═══ WORKING DATA ═══

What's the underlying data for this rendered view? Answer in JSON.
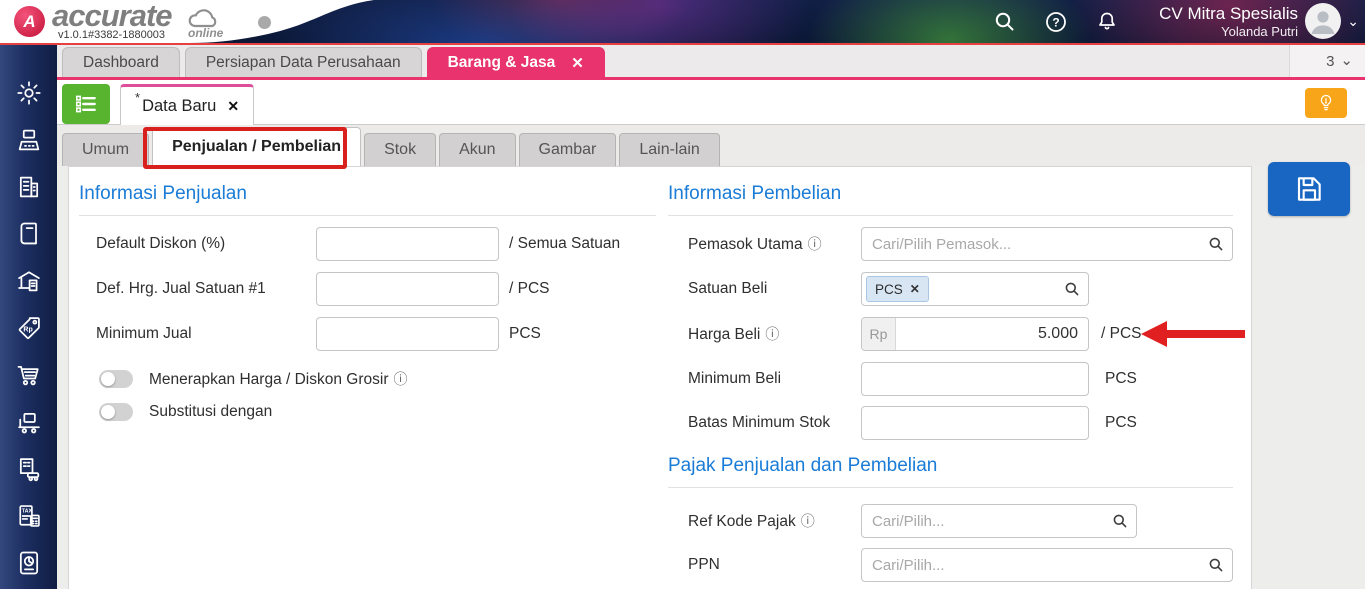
{
  "colors": {
    "accent_pink": "#e8336e",
    "heading_blue": "#1a7cd7",
    "save_blue": "#1866c2",
    "alert_orange": "#f9a51a",
    "annotation_red": "#d8201c",
    "arrow_red": "#e02020",
    "sidebar_navy": "#1c2e60",
    "action_green": "#58b32f"
  },
  "icons": {
    "info": "ⓘ",
    "close": "✕",
    "chevron_down": "⌄",
    "dirty": "*",
    "question": "?",
    "rp_tag": "Rp",
    "tax_label": "TAX"
  },
  "header": {
    "brand": "accurate",
    "brand_sub": "online",
    "version": "v1.0.1#3382-1880003",
    "company": "CV Mitra Spesialis",
    "user": "Yolanda Putri"
  },
  "main_tabs": [
    {
      "label": "Dashboard"
    },
    {
      "label": "Persiapan Data Perusahaan"
    },
    {
      "label": "Barang & Jasa"
    }
  ],
  "tab_overflow": {
    "count": "3"
  },
  "doc_tab": {
    "label": "Data Baru"
  },
  "sub_tabs": [
    {
      "label": "Umum"
    },
    {
      "label": "Penjualan / Pembelian"
    },
    {
      "label": "Stok"
    },
    {
      "label": "Akun"
    },
    {
      "label": "Gambar"
    },
    {
      "label": "Lain-lain"
    }
  ],
  "sidebar": {
    "items": [
      {
        "icon": "settings"
      },
      {
        "icon": "cash-register"
      },
      {
        "icon": "company"
      },
      {
        "icon": "book"
      },
      {
        "icon": "bank"
      },
      {
        "icon": "price-tag"
      },
      {
        "icon": "cart"
      },
      {
        "icon": "delivery"
      },
      {
        "icon": "asset"
      },
      {
        "icon": "tax"
      },
      {
        "icon": "report"
      }
    ]
  },
  "sales": {
    "title": "Informasi Penjualan",
    "default_diskon": {
      "label": "Default Diskon (%)",
      "suffix": "/ Semua Satuan"
    },
    "def_hrg_jual": {
      "label": "Def. Hrg. Jual Satuan #1",
      "suffix": "/ PCS"
    },
    "minimum_jual": {
      "label": "Minimum Jual",
      "suffix": "PCS"
    },
    "toggle_grosir": {
      "label": "Menerapkan Harga / Diskon Grosir"
    },
    "toggle_substitusi": {
      "label": "Substitusi dengan"
    }
  },
  "purchase": {
    "title": "Informasi Pembelian",
    "pemasok": {
      "label": "Pemasok Utama",
      "placeholder": "Cari/Pilih Pemasok..."
    },
    "satuan_beli": {
      "label": "Satuan Beli",
      "chip": "PCS"
    },
    "harga_beli": {
      "label": "Harga Beli",
      "prefix": "Rp",
      "value": "5.000",
      "suffix": "/ PCS"
    },
    "minimum_beli": {
      "label": "Minimum Beli",
      "suffix": "PCS"
    },
    "batas_minimum_stok": {
      "label": "Batas Minimum Stok",
      "suffix": "PCS"
    }
  },
  "tax": {
    "title": "Pajak Penjualan dan Pembelian",
    "ref_kode_pajak": {
      "label": "Ref Kode Pajak",
      "placeholder": "Cari/Pilih..."
    },
    "ppn": {
      "label": "PPN",
      "placeholder": "Cari/Pilih..."
    }
  }
}
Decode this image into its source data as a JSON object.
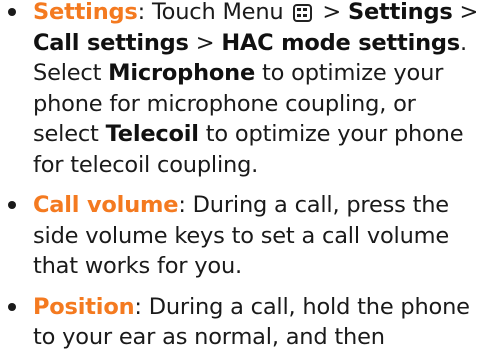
{
  "items": [
    {
      "term": "Settings",
      "t1": ": Touch Menu",
      "icon": "menu-key-icon",
      "t2": ">",
      "b1": "Settings",
      "t3": ">",
      "b2": "Call settings",
      "t4": ">",
      "b3": "HAC mode settings",
      "t5": ". Select",
      "b4": "Microphone",
      "t6": "to optimize your phone for microphone coupling, or select",
      "b5": "Telecoil",
      "t7": "to optimize your phone for telecoil coupling."
    },
    {
      "term": "Call volume",
      "text": ": During a call, press the side volume keys to set a call volume that works for you."
    },
    {
      "term": "Position",
      "text": ": During a call, hold the phone to your ear as normal, and then"
    }
  ],
  "colors": {
    "accent": "#f47a20",
    "text": "#1a1a1a"
  }
}
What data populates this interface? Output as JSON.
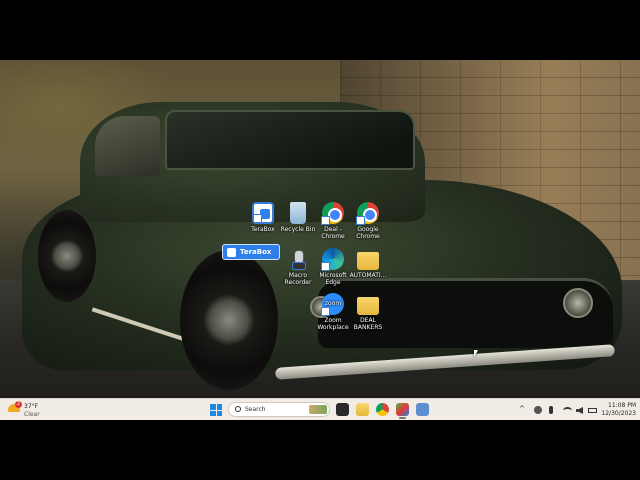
{
  "desktop": {
    "icons": [
      {
        "label": "TeraBox",
        "icon": "terabox-icon"
      },
      {
        "label": "Recycle Bin",
        "icon": "recycle-bin-icon"
      },
      {
        "label": "Deal - Chrome",
        "icon": "chrome-icon"
      },
      {
        "label": "Google Chrome",
        "icon": "chrome-icon"
      },
      {
        "label": "Macro Recorder",
        "icon": "macro-recorder-icon"
      },
      {
        "label": "Microsoft Edge",
        "icon": "edge-icon"
      },
      {
        "label": "AUTOMATI...",
        "icon": "folder-icon"
      },
      {
        "label": "Zoom Workplace",
        "icon": "zoom-icon"
      },
      {
        "label": "DEAL BANKERS",
        "icon": "folder-icon"
      }
    ],
    "terabox_tip": "TeraBox",
    "zoom_glyph": "zoom"
  },
  "taskbar": {
    "weather": {
      "temp": "37°F",
      "condition": "Clear",
      "badge": "2"
    },
    "search_label": "Search",
    "tray": {
      "chevron": "^"
    },
    "clock": {
      "time": "11:08 PM",
      "date": "12/30/2023"
    }
  },
  "colors": {
    "accent": "#2f7fe8",
    "taskbar": "#f1ede6"
  }
}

═══

→ **TASK TO CARRY OUT**: Quote the data above in full, leaving out the pictures it holds.

→ **THE RESULT**:
What's the underlying data for this rendered view? Answer in JSON.
{
  "colors": {
    "accent_pink": "#e8336e",
    "heading_blue": "#1a7cd7",
    "save_blue": "#1866c2",
    "alert_orange": "#f9a51a",
    "annotation_red": "#d8201c",
    "arrow_red": "#e02020",
    "sidebar_navy": "#1c2e60",
    "action_green": "#58b32f"
  },
  "icons": {
    "info": "ⓘ",
    "close": "✕",
    "chevron_down": "⌄",
    "dirty": "*",
    "question": "?",
    "rp_tag": "Rp",
    "tax_label": "TAX"
  },
  "header": {
    "brand": "accurate",
    "brand_sub": "online",
    "version": "v1.0.1#3382-1880003",
    "company": "CV Mitra Spesialis",
    "user": "Yolanda Putri"
  },
  "main_tabs": [
    {
      "label": "Dashboard"
    },
    {
      "label": "Persiapan Data Perusahaan"
    },
    {
      "label": "Barang & Jasa"
    }
  ],
  "tab_overflow": {
    "count": "3"
  },
  "doc_tab": {
    "label": "Data Baru"
  },
  "sub_tabs": [
    {
      "label": "Umum"
    },
    {
      "label": "Penjualan / Pembelian"
    },
    {
      "label": "Stok"
    },
    {
      "label": "Akun"
    },
    {
      "label": "Gambar"
    },
    {
      "label": "Lain-lain"
    }
  ],
  "sidebar": {
    "items": [
      {
        "icon": "settings"
      },
      {
        "icon": "cash-register"
      },
      {
        "icon": "company"
      },
      {
        "icon": "book"
      },
      {
        "icon": "bank"
      },
      {
        "icon": "price-tag"
      },
      {
        "icon": "cart"
      },
      {
        "icon": "delivery"
      },
      {
        "icon": "asset"
      },
      {
        "icon": "tax"
      },
      {
        "icon": "report"
      }
    ]
  },
  "sales": {
    "title": "Informasi Penjualan",
    "default_diskon": {
      "label": "Default Diskon (%)",
      "suffix": "/ Semua Satuan"
    },
    "def_hrg_jual": {
      "label": "Def. Hrg. Jual Satuan #1",
      "suffix": "/ PCS"
    },
    "minimum_jual": {
      "label": "Minimum Jual",
      "suffix": "PCS"
    },
    "toggle_grosir": {
      "label": "Menerapkan Harga / Diskon Grosir"
    },
    "toggle_substitusi": {
      "label": "Substitusi dengan"
    }
  },
  "purchase": {
    "title": "Informasi Pembelian",
    "pemasok": {
      "label": "Pemasok Utama",
      "placeholder": "Cari/Pilih Pemasok..."
    },
    "satuan_beli": {
      "label": "Satuan Beli",
      "chip": "PCS"
    },
    "harga_beli": {
      "label": "Harga Beli",
      "prefix": "Rp",
      "value": "5.000",
      "suffix": "/ PCS"
    },
    "minimum_beli": {
      "label": "Minimum Beli",
      "suffix": "PCS"
    },
    "batas_minimum_stok": {
      "label": "Batas Minimum Stok",
      "suffix": "PCS"
    }
  },
  "tax": {
    "title": "Pajak Penjualan dan Pembelian",
    "ref_kode_pajak": {
      "label": "Ref Kode Pajak",
      "placeholder": "Cari/Pilih..."
    },
    "ppn": {
      "label": "PPN",
      "placeholder": "Cari/Pilih..."
    }
  }
}
Decode this image into its source data as a JSON object.
{
  "items": [
    {
      "term": "Settings",
      "t1": ": Touch Menu",
      "icon": "menu-key-icon",
      "t2": ">",
      "b1": "Settings",
      "t3": ">",
      "b2": "Call settings",
      "t4": ">",
      "b3": "HAC mode settings",
      "t5": ". Select",
      "b4": "Microphone",
      "t6": "to optimize your phone for microphone coupling, or select",
      "b5": "Telecoil",
      "t7": "to optimize your phone for telecoil coupling."
    },
    {
      "term": "Call volume",
      "text": ": During a call, press the side volume keys to set a call volume that works for you."
    },
    {
      "term": "Position",
      "text": ": During a call, hold the phone to your ear as normal, and then"
    }
  ],
  "colors": {
    "accent": "#f47a20",
    "text": "#1a1a1a"
  }
}
What data populates this interface? Output as JSON.
{
  "desktop": {
    "icons": [
      {
        "label": "TeraBox",
        "icon": "terabox-icon"
      },
      {
        "label": "Recycle Bin",
        "icon": "recycle-bin-icon"
      },
      {
        "label": "Deal - Chrome",
        "icon": "chrome-icon"
      },
      {
        "label": "Google Chrome",
        "icon": "chrome-icon"
      },
      {
        "label": "Macro Recorder",
        "icon": "macro-recorder-icon"
      },
      {
        "label": "Microsoft Edge",
        "icon": "edge-icon"
      },
      {
        "label": "AUTOMATI...",
        "icon": "folder-icon"
      },
      {
        "label": "Zoom Workplace",
        "icon": "zoom-icon"
      },
      {
        "label": "DEAL BANKERS",
        "icon": "folder-icon"
      }
    ],
    "terabox_tip": "TeraBox",
    "zoom_glyph": "zoom"
  },
  "taskbar": {
    "weather": {
      "temp": "37°F",
      "condition": "Clear",
      "badge": "2"
    },
    "search_label": "Search",
    "tray": {
      "chevron": "^"
    },
    "clock": {
      "time": "11:08 PM",
      "date": "12/30/2023"
    }
  },
  "colors": {
    "accent": "#2f7fe8",
    "taskbar": "#f1ede6"
  }
}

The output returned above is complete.